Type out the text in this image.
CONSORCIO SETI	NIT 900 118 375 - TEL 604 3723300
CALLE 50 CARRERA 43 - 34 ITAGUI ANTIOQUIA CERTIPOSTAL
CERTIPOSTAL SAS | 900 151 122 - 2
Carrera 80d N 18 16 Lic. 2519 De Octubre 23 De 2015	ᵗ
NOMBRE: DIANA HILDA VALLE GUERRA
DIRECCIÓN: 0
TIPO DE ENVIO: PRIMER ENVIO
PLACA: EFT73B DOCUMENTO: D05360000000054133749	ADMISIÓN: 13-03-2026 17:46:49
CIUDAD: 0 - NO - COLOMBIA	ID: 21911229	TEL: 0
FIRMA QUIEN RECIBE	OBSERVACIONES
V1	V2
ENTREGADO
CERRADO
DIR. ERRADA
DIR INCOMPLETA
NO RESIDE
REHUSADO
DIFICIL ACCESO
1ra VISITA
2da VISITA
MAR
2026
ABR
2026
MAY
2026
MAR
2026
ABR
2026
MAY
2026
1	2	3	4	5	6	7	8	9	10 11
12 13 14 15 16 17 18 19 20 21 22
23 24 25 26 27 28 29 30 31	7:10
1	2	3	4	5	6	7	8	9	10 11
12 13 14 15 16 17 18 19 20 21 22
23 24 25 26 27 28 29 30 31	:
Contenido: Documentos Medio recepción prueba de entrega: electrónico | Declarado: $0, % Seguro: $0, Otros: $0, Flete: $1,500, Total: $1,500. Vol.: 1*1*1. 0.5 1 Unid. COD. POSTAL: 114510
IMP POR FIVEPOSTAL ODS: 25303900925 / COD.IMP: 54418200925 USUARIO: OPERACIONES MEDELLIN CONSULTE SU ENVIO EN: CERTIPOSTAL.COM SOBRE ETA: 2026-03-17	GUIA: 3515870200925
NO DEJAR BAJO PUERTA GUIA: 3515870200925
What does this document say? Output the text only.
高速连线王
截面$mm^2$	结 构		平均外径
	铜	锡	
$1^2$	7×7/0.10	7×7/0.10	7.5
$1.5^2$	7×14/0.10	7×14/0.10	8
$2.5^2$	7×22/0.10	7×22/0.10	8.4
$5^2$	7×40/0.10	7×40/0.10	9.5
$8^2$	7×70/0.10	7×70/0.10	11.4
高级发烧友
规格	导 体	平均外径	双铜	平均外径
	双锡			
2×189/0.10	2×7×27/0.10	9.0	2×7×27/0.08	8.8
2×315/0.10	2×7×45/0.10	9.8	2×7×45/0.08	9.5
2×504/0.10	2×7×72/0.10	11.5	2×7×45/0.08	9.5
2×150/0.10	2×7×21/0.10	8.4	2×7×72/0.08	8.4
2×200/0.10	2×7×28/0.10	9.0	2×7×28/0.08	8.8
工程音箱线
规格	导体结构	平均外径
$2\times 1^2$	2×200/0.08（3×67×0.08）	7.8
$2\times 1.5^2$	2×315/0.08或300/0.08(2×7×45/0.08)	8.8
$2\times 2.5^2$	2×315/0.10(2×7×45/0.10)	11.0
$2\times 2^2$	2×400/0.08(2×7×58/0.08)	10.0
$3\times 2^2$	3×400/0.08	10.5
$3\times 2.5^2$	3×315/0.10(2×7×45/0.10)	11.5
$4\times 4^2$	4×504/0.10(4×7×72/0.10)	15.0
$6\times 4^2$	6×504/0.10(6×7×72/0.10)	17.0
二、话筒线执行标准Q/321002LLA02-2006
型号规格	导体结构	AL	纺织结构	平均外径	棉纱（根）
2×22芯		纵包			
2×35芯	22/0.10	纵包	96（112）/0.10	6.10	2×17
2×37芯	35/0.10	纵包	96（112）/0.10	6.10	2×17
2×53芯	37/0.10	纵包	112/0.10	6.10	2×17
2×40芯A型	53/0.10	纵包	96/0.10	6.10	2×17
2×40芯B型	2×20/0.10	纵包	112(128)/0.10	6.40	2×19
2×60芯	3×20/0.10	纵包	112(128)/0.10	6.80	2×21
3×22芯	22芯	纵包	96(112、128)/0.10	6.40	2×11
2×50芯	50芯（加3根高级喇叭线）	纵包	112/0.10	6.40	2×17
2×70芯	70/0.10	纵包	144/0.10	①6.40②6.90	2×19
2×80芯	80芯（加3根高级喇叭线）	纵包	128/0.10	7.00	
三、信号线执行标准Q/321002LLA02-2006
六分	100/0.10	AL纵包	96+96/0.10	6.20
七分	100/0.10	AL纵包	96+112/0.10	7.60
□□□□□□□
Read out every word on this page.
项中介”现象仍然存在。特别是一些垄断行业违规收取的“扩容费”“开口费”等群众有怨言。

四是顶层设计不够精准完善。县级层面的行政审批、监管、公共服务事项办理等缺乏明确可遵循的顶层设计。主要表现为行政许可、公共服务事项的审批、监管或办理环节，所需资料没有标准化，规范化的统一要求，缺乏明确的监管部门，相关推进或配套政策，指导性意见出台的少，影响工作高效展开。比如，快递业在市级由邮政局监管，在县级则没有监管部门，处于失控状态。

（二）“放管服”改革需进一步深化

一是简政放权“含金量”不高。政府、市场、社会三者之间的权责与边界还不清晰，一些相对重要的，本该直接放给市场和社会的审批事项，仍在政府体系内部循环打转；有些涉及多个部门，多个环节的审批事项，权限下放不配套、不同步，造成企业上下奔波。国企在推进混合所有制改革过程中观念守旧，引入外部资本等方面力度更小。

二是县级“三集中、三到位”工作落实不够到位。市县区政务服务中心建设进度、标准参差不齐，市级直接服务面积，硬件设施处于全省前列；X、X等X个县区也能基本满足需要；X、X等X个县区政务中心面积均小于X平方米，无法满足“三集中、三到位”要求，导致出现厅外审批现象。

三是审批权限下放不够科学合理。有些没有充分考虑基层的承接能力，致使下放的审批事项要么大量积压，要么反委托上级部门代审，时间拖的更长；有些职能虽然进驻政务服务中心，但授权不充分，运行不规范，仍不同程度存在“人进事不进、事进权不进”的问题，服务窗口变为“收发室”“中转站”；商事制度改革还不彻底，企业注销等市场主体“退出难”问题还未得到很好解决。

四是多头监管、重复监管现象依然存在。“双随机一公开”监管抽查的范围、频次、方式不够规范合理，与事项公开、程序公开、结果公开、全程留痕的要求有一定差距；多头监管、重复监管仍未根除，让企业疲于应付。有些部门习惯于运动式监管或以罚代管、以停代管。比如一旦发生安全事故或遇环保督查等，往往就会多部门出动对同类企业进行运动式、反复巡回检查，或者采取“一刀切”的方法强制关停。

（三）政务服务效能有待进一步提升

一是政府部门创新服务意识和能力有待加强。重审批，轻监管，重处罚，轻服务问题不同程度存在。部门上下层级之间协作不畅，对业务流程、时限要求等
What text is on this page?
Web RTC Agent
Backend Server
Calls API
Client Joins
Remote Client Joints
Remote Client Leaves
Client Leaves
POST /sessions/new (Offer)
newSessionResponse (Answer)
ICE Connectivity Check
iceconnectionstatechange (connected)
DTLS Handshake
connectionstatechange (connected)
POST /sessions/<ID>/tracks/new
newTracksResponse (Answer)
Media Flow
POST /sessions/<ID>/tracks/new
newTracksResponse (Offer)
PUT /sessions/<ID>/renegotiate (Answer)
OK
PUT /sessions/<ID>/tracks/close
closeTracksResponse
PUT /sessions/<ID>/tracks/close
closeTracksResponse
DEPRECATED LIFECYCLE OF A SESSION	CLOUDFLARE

Task description
Retype the records that precede this task, keeping them exactly the same.

Problem solution
Type out the text in this image.
CONSORCIO SETI	NIT 900 118 375 - TEL 604 3723300
CALLE 50 CARRERA 43 - 34 ITAGUI ANTIOQUIA CERTIPOSTAL
CERTIPOSTAL SAS | 900 151 122 - 2
Carrera 80d N 18 16 Lic. 2519 De Octubre 23 De 2015	ᵗ
NOMBRE: DIANA HILDA VALLE GUERRA
DIRECCIÓN: 0
TIPO DE ENVIO: PRIMER ENVIO
PLACA: EFT73B DOCUMENTO: D05360000000054133749	ADMISIÓN: 13-03-2026 17:46:49
CIUDAD: 0 - NO - COLOMBIA	ID: 21911229	TEL: 0
FIRMA QUIEN RECIBE	OBSERVACIONES
V1	V2
ENTREGADO
CERRADO
DIR. ERRADA
DIR INCOMPLETA
NO RESIDE
REHUSADO
DIFICIL ACCESO
1ra VISITA
2da VISITA
MAR
2026
ABR
2026
MAY
2026
MAR
2026
ABR
2026
MAY
2026
1	2	3	4	5	6	7	8	9	10 11
12 13 14 15 16 17 18 19 20 21 22
23 24 25 26 27 28 29 30 31	7:10
1	2	3	4	5	6	7	8	9	10 11
12 13 14 15 16 17 18 19 20 21 22
23 24 25 26 27 28 29 30 31	:
Contenido: Documentos Medio recepción prueba de entrega: electrónico | Declarado: $0, % Seguro: $0, Otros: $0, Flete: $1,500, Total: $1,500. Vol.: 1*1*1. 0.5 1 Unid. COD. POSTAL: 114510
IMP POR FIVEPOSTAL ODS: 25303900925 / COD.IMP: 54418200925 USUARIO: OPERACIONES MEDELLIN CONSULTE SU ENVIO EN: CERTIPOSTAL.COM SOBRE ETA: 2026-03-17	GUIA: 3515870200925
NO DEJAR BAJO PUERTA GUIA: 3515870200925
What does this document say? Output the text only.
高速连线王
截面$mm^2$	结 构		平均外径
	铜	锡	
$1^2$	7×7/0.10	7×7/0.10	7.5
$1.5^2$	7×14/0.10	7×14/0.10	8
$2.5^2$	7×22/0.10	7×22/0.10	8.4
$5^2$	7×40/0.10	7×40/0.10	9.5
$8^2$	7×70/0.10	7×70/0.10	11.4
高级发烧友
规格	导 体	平均外径	双铜	平均外径
	双锡			
2×189/0.10	2×7×27/0.10	9.0	2×7×27/0.08	8.8
2×315/0.10	2×7×45/0.10	9.8	2×7×45/0.08	9.5
2×504/0.10	2×7×72/0.10	11.5	2×7×45/0.08	9.5
2×150/0.10	2×7×21/0.10	8.4	2×7×72/0.08	8.4
2×200/0.10	2×7×28/0.10	9.0	2×7×28/0.08	8.8
工程音箱线
规格	导体结构	平均外径
$2\times 1^2$	2×200/0.08（3×67×0.08）	7.8
$2\times 1.5^2$	2×315/0.08或300/0.08(2×7×45/0.08)	8.8
$2\times 2.5^2$	2×315/0.10(2×7×45/0.10)	11.0
$2\times 2^2$	2×400/0.08(2×7×58/0.08)	10.0
$3\times 2^2$	3×400/0.08	10.5
$3\times 2.5^2$	3×315/0.10(2×7×45/0.10)	11.5
$4\times 4^2$	4×504/0.10(4×7×72/0.10)	15.0
$6\times 4^2$	6×504/0.10(6×7×72/0.10)	17.0
二、话筒线执行标准Q/321002LLA02-2006
型号规格	导体结构	AL	纺织结构	平均外径	棉纱（根）
2×22芯		纵包			
2×35芯	22/0.10	纵包	96（112）/0.10	6.10	2×17
2×37芯	35/0.10	纵包	96（112）/0.10	6.10	2×17
2×53芯	37/0.10	纵包	112/0.10	6.10	2×17
2×40芯A型	53/0.10	纵包	96/0.10	6.10	2×17
2×40芯B型	2×20/0.10	纵包	112(128)/0.10	6.40	2×19
2×60芯	3×20/0.10	纵包	112(128)/0.10	6.80	2×21
3×22芯	22芯	纵包	96(112、128)/0.10	6.40	2×11
2×50芯	50芯（加3根高级喇叭线）	纵包	112/0.10	6.40	2×17
2×70芯	70/0.10	纵包	144/0.10	①6.40②6.90	2×19
2×80芯	80芯（加3根高级喇叭线）	纵包	128/0.10	7.00	
三、信号线执行标准Q/321002LLA02-2006
六分	100/0.10	AL纵包	96+96/0.10	6.20
七分	100/0.10	AL纵包	96+112/0.10	7.60
□□□□□□□
Read out every word on this page.
项中介”现象仍然存在。特别是一些垄断行业违规收取的“扩容费”“开口费”等群众有怨言。

四是顶层设计不够精准完善。县级层面的行政审批、监管、公共服务事项办理等缺乏明确可遵循的顶层设计。主要表现为行政许可、公共服务事项的审批、监管或办理环节，所需资料没有标准化，规范化的统一要求，缺乏明确的监管部门，相关推进或配套政策，指导性意见出台的少，影响工作高效展开。比如，快递业在市级由邮政局监管，在县级则没有监管部门，处于失控状态。

（二）“放管服”改革需进一步深化

一是简政放权“含金量”不高。政府、市场、社会三者之间的权责与边界还不清晰，一些相对重要的，本该直接放给市场和社会的审批事项，仍在政府体系内部循环打转；有些涉及多个部门，多个环节的审批事项，权限下放不配套、不同步，造成企业上下奔波。国企在推进混合所有制改革过程中观念守旧，引入外部资本等方面力度更小。

二是县级“三集中、三到位”工作落实不够到位。市县区政务服务中心建设进度、标准参差不齐，市级直接服务面积，硬件设施处于全省前列；X、X等X个县区也能基本满足需要；X、X等X个县区政务中心面积均小于X平方米，无法满足“三集中、三到位”要求，导致出现厅外审批现象。

三是审批权限下放不够科学合理。有些没有充分考虑基层的承接能力，致使下放的审批事项要么大量积压，要么反委托上级部门代审，时间拖的更长；有些职能虽然进驻政务服务中心，但授权不充分，运行不规范，仍不同程度存在“人进事不进、事进权不进”的问题，服务窗口变为“收发室”“中转站”；商事制度改革还不彻底，企业注销等市场主体“退出难”问题还未得到很好解决。

四是多头监管、重复监管现象依然存在。“双随机一公开”监管抽查的范围、频次、方式不够规范合理，与事项公开、程序公开、结果公开、全程留痕的要求有一定差距；多头监管、重复监管仍未根除，让企业疲于应付。有些部门习惯于运动式监管或以罚代管、以停代管。比如一旦发生安全事故或遇环保督查等，往往就会多部门出动对同类企业进行运动式、反复巡回检查，或者采取“一刀切”的方法强制关停。

（三）政务服务效能有待进一步提升

一是政府部门创新服务意识和能力有待加强。重审批，轻监管，重处罚，轻服务问题不同程度存在。部门上下层级之间协作不畅，对业务流程、时限要求等
What text is on this page?
Web RTC Agent
Backend Server
Calls API
Client Joins
Remote Client Joints
Remote Client Leaves
Client Leaves
POST /sessions/new (Offer)
newSessionResponse (Answer)
ICE Connectivity Check
iceconnectionstatechange (connected)
DTLS Handshake
connectionstatechange (connected)
POST /sessions/<ID>/tracks/new
newTracksResponse (Answer)
Media Flow
POST /sessions/<ID>/tracks/new
newTracksResponse (Offer)
PUT /sessions/<ID>/renegotiate (Answer)
OK
PUT /sessions/<ID>/tracks/close
closeTracksResponse
PUT /sessions/<ID>/tracks/close
closeTracksResponse
DEPRECATED LIFECYCLE OF A SESSION	CLOUDFLARE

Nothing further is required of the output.